_The task_.
Quote, without change, all of the lines that follow.

_Entries shown_.

━━━━

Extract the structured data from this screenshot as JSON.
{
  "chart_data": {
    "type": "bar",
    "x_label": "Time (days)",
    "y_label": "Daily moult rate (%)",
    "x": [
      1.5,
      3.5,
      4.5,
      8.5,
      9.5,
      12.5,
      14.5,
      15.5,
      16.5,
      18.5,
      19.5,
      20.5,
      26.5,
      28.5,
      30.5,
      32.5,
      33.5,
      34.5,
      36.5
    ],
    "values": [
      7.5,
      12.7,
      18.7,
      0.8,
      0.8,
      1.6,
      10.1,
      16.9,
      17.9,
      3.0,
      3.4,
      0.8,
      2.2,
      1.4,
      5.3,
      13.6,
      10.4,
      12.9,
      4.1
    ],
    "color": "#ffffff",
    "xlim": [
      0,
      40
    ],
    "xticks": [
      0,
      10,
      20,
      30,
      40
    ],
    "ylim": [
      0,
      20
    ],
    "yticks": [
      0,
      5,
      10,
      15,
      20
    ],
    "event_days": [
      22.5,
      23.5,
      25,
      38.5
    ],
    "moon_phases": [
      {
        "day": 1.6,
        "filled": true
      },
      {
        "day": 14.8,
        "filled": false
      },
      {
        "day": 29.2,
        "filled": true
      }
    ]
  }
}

━━━━

_Exercise output_.
Extract the structured data from this screenshot as JSON.
{
  "chart_data": {
    "type": "bar",
    "x_label": "Time (days)",
    "y_label": "Daily moult rate (%)",
    "x": [
      1.5,
      3.5,
      4.5,
      8.5,
      9.5,
      12.5,
      14.5,
      15.5,
      16.5,
      18.5,
      19.5,
      20.5,
      26.5,
      28.5,
      30.5,
      32.5,
      33.5,
      34.5,
      36.5
    ],
    "values": [
      7.5,
      12.7,
      18.7,
      0.8,
      0.8,
      1.6,
      10.1,
      16.9,
      17.9,
      3.0,
      3.4,
      0.8,
      2.2,
      1.4,
      5.3,
      13.6,
      10.4,
      12.9,
      4.1
    ],
    "color": "#ffffff",
    "xlim": [
      0,
      40
    ],
    "xticks": [
      0,
      10,
      20,
      30,
      40
    ],
    "ylim": [
      0,
      20
    ],
    "yticks": [
      0,
      5,
      10,
      15,
      20
    ],
    "event_days": [
      22.5,
      23.5,
      25,
      38.5
    ],
    "moon_phases": [
      {
        "day": 1.6,
        "filled": true
      },
      {
        "day": 14.8,
        "filled": false
      },
      {
        "day": 29.2,
        "filled": true
      }
    ]
  }
}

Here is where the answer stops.